**EXERCISE:**
Lay out every line of the records below as a numbered list, skipping any blank lines.

## START RECORDS SUPPLIED

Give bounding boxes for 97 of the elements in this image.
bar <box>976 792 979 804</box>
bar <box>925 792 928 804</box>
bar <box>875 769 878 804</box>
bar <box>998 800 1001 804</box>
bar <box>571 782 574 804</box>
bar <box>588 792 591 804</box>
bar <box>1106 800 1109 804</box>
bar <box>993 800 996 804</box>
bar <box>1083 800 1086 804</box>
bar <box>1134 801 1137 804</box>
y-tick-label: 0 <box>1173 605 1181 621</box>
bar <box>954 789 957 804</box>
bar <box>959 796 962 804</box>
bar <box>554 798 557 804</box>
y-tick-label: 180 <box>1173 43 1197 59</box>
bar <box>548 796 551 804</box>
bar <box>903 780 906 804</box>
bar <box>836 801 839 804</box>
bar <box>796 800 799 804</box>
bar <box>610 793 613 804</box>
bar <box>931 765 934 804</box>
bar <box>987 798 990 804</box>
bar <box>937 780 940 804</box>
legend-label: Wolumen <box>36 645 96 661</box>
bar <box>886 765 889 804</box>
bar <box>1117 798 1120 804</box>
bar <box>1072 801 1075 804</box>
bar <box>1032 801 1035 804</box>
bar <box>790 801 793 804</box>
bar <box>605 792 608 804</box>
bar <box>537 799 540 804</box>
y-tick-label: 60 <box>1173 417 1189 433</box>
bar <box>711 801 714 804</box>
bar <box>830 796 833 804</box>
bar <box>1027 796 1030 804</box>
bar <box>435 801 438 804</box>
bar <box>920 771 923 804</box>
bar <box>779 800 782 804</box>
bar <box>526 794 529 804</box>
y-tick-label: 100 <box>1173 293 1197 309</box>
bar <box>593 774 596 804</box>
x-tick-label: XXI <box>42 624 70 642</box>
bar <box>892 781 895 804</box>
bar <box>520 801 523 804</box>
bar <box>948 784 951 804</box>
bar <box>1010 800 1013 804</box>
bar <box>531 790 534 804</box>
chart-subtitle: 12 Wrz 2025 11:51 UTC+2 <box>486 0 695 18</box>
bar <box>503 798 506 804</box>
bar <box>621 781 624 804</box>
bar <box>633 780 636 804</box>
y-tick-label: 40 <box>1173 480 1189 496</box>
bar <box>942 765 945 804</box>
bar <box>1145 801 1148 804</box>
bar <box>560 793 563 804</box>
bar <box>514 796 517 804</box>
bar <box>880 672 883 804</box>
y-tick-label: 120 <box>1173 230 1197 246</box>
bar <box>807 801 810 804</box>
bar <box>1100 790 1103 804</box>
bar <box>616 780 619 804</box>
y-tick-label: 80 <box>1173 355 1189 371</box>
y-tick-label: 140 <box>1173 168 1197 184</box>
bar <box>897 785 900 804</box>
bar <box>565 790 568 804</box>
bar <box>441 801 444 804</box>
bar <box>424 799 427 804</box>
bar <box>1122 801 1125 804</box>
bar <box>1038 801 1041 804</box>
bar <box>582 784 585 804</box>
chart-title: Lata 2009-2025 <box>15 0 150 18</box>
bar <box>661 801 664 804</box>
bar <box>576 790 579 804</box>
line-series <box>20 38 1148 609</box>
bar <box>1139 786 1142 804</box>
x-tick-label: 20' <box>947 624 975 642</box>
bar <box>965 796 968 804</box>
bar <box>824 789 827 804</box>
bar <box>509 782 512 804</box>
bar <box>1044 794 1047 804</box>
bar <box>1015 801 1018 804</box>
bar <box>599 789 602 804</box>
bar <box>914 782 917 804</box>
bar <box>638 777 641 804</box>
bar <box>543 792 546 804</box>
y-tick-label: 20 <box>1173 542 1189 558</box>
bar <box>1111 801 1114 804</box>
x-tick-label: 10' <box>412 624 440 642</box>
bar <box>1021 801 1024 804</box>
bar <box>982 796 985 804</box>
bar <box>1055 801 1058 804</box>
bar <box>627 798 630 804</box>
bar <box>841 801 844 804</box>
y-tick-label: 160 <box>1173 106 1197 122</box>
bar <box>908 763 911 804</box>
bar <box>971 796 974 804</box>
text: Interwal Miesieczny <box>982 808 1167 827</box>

## END RECORDS SUPPLIED

**EXPECTED OUTPUT:**
1. Give bounding boxes for 97 of the elements in this image.
2. bar <box>976 792 979 804</box>
3. bar <box>925 792 928 804</box>
4. bar <box>875 769 878 804</box>
5. bar <box>998 800 1001 804</box>
6. bar <box>571 782 574 804</box>
7. bar <box>588 792 591 804</box>
8. bar <box>1106 800 1109 804</box>
9. bar <box>993 800 996 804</box>
10. bar <box>1083 800 1086 804</box>
11. bar <box>1134 801 1137 804</box>
12. y-tick-label: 0 <box>1173 605 1181 621</box>
13. bar <box>954 789 957 804</box>
14. bar <box>959 796 962 804</box>
15. bar <box>554 798 557 804</box>
16. y-tick-label: 180 <box>1173 43 1197 59</box>
17. bar <box>548 796 551 804</box>
18. bar <box>903 780 906 804</box>
19. bar <box>836 801 839 804</box>
20. bar <box>796 800 799 804</box>
21. bar <box>610 793 613 804</box>
22. bar <box>931 765 934 804</box>
23. bar <box>987 798 990 804</box>
24. bar <box>937 780 940 804</box>
25. legend-label: Wolumen <box>36 645 96 661</box>
26. bar <box>886 765 889 804</box>
27. bar <box>1117 798 1120 804</box>
28. bar <box>1072 801 1075 804</box>
29. bar <box>1032 801 1035 804</box>
30. bar <box>790 801 793 804</box>
31. bar <box>605 792 608 804</box>
32. bar <box>537 799 540 804</box>
33. y-tick-label: 60 <box>1173 417 1189 433</box>
34. bar <box>711 801 714 804</box>
35. bar <box>830 796 833 804</box>
36. bar <box>1027 796 1030 804</box>
37. bar <box>435 801 438 804</box>
38. bar <box>920 771 923 804</box>
39. bar <box>779 800 782 804</box>
40. bar <box>526 794 529 804</box>
41. y-tick-label: 100 <box>1173 293 1197 309</box>
42. bar <box>593 774 596 804</box>
43. x-tick-label: XXI <box>42 624 70 642</box>
44. bar <box>892 781 895 804</box>
45. bar <box>520 801 523 804</box>
46. bar <box>948 784 951 804</box>
47. bar <box>1010 800 1013 804</box>
48. bar <box>531 790 534 804</box>
49. chart-subtitle: 12 Wrz 2025 11:51 UTC+2 <box>486 0 695 18</box>
50. bar <box>503 798 506 804</box>
51. bar <box>621 781 624 804</box>
52. bar <box>633 780 636 804</box>
53. y-tick-label: 40 <box>1173 480 1189 496</box>
54. bar <box>942 765 945 804</box>
55. bar <box>1145 801 1148 804</box>
56. bar <box>560 793 563 804</box>
57. bar <box>514 796 517 804</box>
58. bar <box>880 672 883 804</box>
59. y-tick-label: 120 <box>1173 230 1197 246</box>
60. bar <box>807 801 810 804</box>
61. bar <box>1100 790 1103 804</box>
62. bar <box>616 780 619 804</box>
63. y-tick-label: 80 <box>1173 355 1189 371</box>
64. y-tick-label: 140 <box>1173 168 1197 184</box>
65. bar <box>897 785 900 804</box>
66. bar <box>565 790 568 804</box>
67. bar <box>441 801 444 804</box>
68. bar <box>424 799 427 804</box>
69. bar <box>1122 801 1125 804</box>
70. bar <box>1038 801 1041 804</box>
71. bar <box>582 784 585 804</box>
72. chart-title: Lata 2009-2025 <box>15 0 150 18</box>
73. bar <box>661 801 664 804</box>
74. bar <box>576 790 579 804</box>
75. line-series <box>20 38 1148 609</box>
76. bar <box>1139 786 1142 804</box>
77. x-tick-label: 20' <box>947 624 975 642</box>
78. bar <box>965 796 968 804</box>
79. bar <box>824 789 827 804</box>
80. bar <box>509 782 512 804</box>
81. bar <box>1044 794 1047 804</box>
82. bar <box>1015 801 1018 804</box>
83. bar <box>599 789 602 804</box>
84. bar <box>914 782 917 804</box>
85. bar <box>638 777 641 804</box>
86. bar <box>543 792 546 804</box>
87. y-tick-label: 20 <box>1173 542 1189 558</box>
88. bar <box>1111 801 1114 804</box>
89. x-tick-label: 10' <box>412 624 440 642</box>
90. bar <box>1021 801 1024 804</box>
91. bar <box>982 796 985 804</box>
92. bar <box>1055 801 1058 804</box>
93. bar <box>627 798 630 804</box>
94. bar <box>841 801 844 804</box>
95. y-tick-label: 160 <box>1173 106 1197 122</box>
96. bar <box>908 763 911 804</box>
97. bar <box>971 796 974 804</box>
98. text: Interwal Miesieczny <box>982 808 1167 827</box>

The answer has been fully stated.